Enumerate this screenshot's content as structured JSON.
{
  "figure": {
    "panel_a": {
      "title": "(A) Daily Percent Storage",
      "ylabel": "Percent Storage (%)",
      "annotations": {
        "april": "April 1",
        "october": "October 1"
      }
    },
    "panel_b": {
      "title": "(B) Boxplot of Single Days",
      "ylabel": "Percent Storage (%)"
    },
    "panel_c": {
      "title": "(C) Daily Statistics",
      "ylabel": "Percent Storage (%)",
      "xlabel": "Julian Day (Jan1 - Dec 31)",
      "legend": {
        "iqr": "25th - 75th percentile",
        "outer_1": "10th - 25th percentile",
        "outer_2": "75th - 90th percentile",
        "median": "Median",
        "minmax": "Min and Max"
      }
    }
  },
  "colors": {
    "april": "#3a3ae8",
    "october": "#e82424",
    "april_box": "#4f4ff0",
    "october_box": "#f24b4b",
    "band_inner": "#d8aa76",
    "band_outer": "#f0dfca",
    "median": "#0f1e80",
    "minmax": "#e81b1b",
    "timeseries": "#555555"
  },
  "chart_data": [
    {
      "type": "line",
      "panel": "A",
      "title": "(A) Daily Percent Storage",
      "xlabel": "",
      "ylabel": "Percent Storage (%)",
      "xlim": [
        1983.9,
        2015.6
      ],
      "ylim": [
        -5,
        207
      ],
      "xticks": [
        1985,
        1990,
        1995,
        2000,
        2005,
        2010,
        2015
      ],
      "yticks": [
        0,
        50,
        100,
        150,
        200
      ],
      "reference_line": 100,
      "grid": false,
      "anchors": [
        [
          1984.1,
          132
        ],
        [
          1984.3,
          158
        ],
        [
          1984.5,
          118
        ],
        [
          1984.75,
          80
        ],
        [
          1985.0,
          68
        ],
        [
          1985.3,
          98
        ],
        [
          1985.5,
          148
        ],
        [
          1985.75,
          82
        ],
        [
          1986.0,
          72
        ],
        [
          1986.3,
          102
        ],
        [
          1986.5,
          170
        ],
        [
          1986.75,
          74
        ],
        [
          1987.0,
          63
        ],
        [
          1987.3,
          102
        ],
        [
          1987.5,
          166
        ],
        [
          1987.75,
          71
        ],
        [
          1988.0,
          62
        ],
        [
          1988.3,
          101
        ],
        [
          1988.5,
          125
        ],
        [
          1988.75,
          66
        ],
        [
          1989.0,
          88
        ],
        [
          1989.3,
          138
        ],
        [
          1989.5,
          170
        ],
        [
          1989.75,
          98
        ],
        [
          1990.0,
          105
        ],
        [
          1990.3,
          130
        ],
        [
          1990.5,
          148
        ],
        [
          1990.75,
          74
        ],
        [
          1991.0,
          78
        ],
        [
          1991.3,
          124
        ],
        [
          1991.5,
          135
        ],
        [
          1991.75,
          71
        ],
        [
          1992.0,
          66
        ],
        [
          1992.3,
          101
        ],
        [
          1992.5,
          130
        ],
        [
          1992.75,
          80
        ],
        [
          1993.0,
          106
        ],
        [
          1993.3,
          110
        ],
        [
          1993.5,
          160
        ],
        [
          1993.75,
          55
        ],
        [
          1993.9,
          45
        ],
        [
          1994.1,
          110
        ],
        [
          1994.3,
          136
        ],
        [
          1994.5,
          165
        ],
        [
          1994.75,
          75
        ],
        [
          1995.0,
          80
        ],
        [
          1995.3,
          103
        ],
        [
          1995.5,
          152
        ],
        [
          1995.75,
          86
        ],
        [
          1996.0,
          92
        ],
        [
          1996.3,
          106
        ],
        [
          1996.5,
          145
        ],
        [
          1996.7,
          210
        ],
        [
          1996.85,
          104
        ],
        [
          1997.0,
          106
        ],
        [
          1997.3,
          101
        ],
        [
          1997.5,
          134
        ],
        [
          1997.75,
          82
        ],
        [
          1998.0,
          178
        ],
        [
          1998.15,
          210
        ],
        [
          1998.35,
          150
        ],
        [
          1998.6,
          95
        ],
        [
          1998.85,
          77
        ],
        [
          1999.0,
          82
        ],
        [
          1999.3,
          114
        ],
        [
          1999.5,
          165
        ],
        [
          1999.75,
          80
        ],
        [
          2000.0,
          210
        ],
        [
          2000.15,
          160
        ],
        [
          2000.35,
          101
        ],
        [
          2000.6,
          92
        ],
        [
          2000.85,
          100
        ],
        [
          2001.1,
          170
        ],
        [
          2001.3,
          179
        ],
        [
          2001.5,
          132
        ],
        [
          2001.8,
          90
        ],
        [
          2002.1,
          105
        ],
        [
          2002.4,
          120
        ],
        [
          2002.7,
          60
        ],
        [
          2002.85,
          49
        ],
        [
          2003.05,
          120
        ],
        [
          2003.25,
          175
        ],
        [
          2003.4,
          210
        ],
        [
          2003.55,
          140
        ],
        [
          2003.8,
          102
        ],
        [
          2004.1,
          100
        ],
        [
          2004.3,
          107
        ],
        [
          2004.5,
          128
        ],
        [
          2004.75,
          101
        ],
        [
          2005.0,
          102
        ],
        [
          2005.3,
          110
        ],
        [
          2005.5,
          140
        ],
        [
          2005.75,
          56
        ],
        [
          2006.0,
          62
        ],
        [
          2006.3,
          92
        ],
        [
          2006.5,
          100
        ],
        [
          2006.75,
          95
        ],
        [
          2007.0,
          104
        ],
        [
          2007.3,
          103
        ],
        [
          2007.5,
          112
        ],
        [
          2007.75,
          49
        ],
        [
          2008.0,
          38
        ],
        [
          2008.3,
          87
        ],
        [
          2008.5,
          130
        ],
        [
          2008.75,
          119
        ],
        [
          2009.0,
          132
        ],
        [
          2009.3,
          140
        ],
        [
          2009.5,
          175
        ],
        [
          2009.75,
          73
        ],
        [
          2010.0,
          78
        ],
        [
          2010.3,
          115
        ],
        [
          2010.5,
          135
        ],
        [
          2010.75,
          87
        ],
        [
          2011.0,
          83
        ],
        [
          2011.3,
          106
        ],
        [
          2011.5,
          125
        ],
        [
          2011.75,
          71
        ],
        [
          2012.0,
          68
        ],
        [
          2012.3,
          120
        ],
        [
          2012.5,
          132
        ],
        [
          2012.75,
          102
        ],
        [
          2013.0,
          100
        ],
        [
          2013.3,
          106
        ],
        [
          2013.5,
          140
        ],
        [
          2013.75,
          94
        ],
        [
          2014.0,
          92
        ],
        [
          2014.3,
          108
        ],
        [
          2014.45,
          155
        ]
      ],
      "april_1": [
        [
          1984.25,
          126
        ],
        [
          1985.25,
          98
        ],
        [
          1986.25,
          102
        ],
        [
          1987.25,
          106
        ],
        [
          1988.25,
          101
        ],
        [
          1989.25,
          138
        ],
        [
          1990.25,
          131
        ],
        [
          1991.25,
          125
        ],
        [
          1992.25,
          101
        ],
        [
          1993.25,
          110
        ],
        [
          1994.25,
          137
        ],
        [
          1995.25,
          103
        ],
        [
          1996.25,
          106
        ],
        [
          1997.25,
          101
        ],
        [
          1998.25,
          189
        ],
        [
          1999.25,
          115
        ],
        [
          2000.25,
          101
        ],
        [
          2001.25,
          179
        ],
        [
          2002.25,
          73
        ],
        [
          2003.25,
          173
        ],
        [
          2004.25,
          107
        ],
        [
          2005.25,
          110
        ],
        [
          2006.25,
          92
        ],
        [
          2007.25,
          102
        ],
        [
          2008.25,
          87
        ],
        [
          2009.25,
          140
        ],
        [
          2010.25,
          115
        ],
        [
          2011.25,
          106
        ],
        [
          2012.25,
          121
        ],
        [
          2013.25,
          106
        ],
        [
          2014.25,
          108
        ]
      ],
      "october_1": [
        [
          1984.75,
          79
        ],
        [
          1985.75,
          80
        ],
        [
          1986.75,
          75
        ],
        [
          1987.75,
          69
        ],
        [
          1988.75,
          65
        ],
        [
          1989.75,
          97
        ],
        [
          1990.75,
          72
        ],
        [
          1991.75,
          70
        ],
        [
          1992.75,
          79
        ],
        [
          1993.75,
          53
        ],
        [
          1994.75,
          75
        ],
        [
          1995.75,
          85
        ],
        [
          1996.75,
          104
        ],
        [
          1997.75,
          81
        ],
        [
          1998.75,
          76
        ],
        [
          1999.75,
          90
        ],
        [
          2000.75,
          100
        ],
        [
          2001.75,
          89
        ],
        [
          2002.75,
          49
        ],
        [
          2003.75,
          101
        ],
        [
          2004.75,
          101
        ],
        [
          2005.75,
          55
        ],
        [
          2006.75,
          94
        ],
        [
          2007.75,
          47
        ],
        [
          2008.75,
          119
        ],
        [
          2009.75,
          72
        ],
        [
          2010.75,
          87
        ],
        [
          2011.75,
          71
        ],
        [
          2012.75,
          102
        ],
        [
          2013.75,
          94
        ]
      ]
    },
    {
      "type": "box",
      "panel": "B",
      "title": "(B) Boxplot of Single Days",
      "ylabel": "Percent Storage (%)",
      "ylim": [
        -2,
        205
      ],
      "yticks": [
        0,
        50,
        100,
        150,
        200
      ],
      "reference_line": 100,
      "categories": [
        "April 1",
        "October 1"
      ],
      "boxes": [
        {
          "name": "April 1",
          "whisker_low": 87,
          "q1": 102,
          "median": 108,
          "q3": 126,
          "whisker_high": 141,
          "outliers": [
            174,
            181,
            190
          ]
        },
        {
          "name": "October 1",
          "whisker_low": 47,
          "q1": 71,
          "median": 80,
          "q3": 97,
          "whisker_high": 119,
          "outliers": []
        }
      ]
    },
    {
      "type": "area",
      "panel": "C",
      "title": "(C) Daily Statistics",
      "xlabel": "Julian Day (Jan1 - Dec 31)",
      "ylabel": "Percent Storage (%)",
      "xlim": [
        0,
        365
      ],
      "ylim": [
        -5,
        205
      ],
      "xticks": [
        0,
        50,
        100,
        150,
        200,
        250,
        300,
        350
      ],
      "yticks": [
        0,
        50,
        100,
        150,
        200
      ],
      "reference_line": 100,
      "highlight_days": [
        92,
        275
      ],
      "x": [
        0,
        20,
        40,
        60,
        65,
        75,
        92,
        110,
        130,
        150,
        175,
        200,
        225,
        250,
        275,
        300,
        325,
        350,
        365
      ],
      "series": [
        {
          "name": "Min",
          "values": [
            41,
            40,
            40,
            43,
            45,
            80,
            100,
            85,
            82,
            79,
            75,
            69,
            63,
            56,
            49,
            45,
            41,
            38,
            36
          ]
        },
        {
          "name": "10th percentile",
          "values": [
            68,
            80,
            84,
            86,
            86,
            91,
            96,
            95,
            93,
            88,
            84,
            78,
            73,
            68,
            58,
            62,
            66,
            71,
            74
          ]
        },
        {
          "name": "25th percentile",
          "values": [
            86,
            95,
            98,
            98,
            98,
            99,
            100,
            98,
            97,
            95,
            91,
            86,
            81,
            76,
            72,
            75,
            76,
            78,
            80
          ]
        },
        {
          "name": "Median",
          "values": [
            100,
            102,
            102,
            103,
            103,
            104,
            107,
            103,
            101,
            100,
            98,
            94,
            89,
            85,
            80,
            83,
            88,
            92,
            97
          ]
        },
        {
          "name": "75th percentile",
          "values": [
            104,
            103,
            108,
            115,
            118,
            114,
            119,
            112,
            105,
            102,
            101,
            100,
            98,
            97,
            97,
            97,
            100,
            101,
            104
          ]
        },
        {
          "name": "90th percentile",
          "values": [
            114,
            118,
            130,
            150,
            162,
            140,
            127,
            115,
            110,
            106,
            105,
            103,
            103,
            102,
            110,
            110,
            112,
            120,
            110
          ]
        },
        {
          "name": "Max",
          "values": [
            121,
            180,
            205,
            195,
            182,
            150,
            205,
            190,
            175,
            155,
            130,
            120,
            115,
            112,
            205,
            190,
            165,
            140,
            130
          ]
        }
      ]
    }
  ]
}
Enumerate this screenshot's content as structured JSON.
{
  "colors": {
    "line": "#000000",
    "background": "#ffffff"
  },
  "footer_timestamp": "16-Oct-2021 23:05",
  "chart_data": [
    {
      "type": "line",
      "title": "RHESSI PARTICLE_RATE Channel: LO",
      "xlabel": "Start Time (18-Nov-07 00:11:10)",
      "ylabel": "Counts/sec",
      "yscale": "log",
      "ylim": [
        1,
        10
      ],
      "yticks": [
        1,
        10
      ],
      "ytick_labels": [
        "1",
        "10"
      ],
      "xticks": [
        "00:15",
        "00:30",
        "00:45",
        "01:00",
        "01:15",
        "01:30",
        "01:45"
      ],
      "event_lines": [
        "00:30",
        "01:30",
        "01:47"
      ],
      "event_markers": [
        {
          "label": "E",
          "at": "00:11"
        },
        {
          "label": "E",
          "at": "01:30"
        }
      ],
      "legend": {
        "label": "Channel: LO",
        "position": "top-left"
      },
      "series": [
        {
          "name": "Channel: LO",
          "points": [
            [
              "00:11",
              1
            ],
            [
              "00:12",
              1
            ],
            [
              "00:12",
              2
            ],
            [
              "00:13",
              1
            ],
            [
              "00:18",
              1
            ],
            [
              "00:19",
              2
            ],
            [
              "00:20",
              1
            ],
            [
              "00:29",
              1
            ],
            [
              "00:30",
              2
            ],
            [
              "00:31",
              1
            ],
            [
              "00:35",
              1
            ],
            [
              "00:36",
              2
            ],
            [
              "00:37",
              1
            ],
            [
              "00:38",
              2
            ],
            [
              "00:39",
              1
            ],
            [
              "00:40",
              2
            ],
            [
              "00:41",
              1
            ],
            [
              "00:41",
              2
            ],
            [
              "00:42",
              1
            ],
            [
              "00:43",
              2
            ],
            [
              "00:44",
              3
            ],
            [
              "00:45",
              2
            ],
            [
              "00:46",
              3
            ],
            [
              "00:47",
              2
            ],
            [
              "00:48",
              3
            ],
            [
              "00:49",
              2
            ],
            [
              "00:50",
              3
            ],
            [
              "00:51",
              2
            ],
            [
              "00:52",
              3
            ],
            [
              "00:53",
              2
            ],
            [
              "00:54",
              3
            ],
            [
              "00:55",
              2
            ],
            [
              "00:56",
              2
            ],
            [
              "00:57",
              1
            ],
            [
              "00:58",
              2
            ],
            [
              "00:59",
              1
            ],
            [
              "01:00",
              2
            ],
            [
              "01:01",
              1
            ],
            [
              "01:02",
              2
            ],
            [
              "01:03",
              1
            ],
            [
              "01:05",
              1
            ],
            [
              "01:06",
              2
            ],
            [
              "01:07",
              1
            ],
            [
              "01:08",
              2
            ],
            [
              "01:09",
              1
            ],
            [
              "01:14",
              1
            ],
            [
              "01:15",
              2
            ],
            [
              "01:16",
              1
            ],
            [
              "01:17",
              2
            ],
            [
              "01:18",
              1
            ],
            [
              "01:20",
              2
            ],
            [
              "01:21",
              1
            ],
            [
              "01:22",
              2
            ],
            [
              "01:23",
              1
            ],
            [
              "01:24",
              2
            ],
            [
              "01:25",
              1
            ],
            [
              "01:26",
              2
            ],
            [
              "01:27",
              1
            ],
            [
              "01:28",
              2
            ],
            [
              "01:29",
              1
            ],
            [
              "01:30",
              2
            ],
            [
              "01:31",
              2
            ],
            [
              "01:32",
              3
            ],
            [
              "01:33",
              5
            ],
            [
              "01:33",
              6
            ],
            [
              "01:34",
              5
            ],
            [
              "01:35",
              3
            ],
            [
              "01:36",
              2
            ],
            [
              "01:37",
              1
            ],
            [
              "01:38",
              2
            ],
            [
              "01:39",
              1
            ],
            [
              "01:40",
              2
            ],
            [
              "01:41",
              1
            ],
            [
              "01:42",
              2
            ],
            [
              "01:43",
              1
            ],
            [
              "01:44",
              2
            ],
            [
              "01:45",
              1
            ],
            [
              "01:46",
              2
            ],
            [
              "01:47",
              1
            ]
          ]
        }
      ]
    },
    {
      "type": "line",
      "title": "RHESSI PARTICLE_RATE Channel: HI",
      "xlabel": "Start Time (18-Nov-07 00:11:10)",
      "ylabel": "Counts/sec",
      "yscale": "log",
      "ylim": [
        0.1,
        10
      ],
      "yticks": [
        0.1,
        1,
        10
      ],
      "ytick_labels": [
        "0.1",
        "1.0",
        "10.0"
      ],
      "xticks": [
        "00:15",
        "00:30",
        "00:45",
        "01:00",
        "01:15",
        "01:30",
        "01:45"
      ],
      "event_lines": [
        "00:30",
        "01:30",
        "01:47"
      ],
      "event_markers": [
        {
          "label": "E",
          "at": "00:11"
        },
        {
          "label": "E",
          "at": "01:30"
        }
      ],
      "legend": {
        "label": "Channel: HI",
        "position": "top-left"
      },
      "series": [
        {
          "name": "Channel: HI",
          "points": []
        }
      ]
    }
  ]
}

☆ ☆ ☆

▶ _Exercise_: Read through the lines above and collect those that contain the string "RHESSI".

▶ _Output of the task_:
      "title": "RHESSI PARTICLE_RATE Channel: LO",
      "title": "RHESSI PARTICLE_RATE Channel: HI",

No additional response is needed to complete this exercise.